WHAT YOU WILL DO
Will you give the material below again, every line exactly as it is?
━━━ SUPPLIED INFORMATION
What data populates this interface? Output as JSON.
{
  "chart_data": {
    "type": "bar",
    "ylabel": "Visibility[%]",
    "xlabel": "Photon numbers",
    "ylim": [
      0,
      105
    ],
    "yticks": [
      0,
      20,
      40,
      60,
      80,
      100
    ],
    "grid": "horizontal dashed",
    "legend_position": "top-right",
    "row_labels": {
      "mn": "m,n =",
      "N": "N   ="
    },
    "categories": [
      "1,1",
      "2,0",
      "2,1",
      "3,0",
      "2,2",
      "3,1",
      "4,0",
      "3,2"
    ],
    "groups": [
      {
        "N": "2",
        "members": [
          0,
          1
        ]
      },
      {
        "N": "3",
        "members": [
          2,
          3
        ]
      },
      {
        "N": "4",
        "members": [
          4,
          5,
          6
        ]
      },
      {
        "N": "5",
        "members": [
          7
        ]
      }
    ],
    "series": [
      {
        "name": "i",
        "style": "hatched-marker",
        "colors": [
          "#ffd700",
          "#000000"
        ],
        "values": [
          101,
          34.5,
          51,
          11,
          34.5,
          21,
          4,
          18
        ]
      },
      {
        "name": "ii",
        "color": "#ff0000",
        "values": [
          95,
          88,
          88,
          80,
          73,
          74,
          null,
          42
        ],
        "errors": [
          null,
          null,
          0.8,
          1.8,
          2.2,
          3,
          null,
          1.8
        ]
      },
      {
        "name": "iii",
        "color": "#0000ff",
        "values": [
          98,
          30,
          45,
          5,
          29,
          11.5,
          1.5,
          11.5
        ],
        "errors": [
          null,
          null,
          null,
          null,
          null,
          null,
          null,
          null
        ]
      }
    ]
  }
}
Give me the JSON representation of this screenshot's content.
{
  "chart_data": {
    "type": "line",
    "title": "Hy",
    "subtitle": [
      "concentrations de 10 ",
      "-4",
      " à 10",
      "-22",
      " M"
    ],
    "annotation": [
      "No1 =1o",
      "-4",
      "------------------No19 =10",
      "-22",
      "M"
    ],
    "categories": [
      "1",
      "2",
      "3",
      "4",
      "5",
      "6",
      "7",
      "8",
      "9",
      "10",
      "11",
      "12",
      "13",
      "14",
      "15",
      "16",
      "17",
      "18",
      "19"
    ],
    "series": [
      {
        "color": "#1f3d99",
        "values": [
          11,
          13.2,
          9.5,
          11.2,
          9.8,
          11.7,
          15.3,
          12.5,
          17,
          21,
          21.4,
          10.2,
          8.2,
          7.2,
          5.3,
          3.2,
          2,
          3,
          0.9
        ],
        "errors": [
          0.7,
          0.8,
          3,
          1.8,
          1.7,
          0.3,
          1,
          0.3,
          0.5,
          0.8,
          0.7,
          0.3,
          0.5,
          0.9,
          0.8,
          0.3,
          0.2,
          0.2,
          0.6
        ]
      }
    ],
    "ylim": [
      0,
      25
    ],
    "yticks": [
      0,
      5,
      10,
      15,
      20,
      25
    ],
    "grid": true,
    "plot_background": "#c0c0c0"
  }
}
━━━━━━
RESPONSE
What data populates this interface? Output as JSON.
{
  "chart_data": {
    "type": "bar",
    "ylabel": "Visibility[%]",
    "xlabel": "Photon numbers",
    "ylim": [
      0,
      105
    ],
    "yticks": [
      0,
      20,
      40,
      60,
      80,
      100
    ],
    "grid": "horizontal dashed",
    "legend_position": "top-right",
    "row_labels": {
      "mn": "m,n =",
      "N": "N   ="
    },
    "categories": [
      "1,1",
      "2,0",
      "2,1",
      "3,0",
      "2,2",
      "3,1",
      "4,0",
      "3,2"
    ],
    "groups": [
      {
        "N": "2",
        "members": [
          0,
          1
        ]
      },
      {
        "N": "3",
        "members": [
          2,
          3
        ]
      },
      {
        "N": "4",
        "members": [
          4,
          5,
          6
        ]
      },
      {
        "N": "5",
        "members": [
          7
        ]
      }
    ],
    "series": [
      {
        "name": "i",
        "style": "hatched-marker",
        "colors": [
          "#ffd700",
          "#000000"
        ],
        "values": [
          101,
          34.5,
          51,
          11,
          34.5,
          21,
          4,
          18
        ]
      },
      {
        "name": "ii",
        "color": "#ff0000",
        "values": [
          95,
          88,
          88,
          80,
          73,
          74,
          null,
          42
        ],
        "errors": [
          null,
          null,
          0.8,
          1.8,
          2.2,
          3,
          null,
          1.8
        ]
      },
      {
        "name": "iii",
        "color": "#0000ff",
        "values": [
          98,
          30,
          45,
          5,
          29,
          11.5,
          1.5,
          11.5
        ],
        "errors": [
          null,
          null,
          null,
          null,
          null,
          null,
          null,
          null
        ]
      }
    ]
  }
}
Give me the JSON representation of this screenshot's content.
{
  "chart_data": {
    "type": "line",
    "title": "Hy",
    "subtitle": [
      "concentrations de 10 ",
      "-4",
      " à 10",
      "-22",
      " M"
    ],
    "annotation": [
      "No1 =1o",
      "-4",
      "------------------No19 =10",
      "-22",
      "M"
    ],
    "categories": [
      "1",
      "2",
      "3",
      "4",
      "5",
      "6",
      "7",
      "8",
      "9",
      "10",
      "11",
      "12",
      "13",
      "14",
      "15",
      "16",
      "17",
      "18",
      "19"
    ],
    "series": [
      {
        "color": "#1f3d99",
        "values": [
          11,
          13.2,
          9.5,
          11.2,
          9.8,
          11.7,
          15.3,
          12.5,
          17,
          21,
          21.4,
          10.2,
          8.2,
          7.2,
          5.3,
          3.2,
          2,
          3,
          0.9
        ],
        "errors": [
          0.7,
          0.8,
          3,
          1.8,
          1.7,
          0.3,
          1,
          0.3,
          0.5,
          0.8,
          0.7,
          0.3,
          0.5,
          0.9,
          0.8,
          0.3,
          0.2,
          0.2,
          0.6
        ]
      }
    ],
    "ylim": [
      0,
      25
    ],
    "yticks": [
      0,
      5,
      10,
      15,
      20,
      25
    ],
    "grid": true,
    "plot_background": "#c0c0c0"
  }
}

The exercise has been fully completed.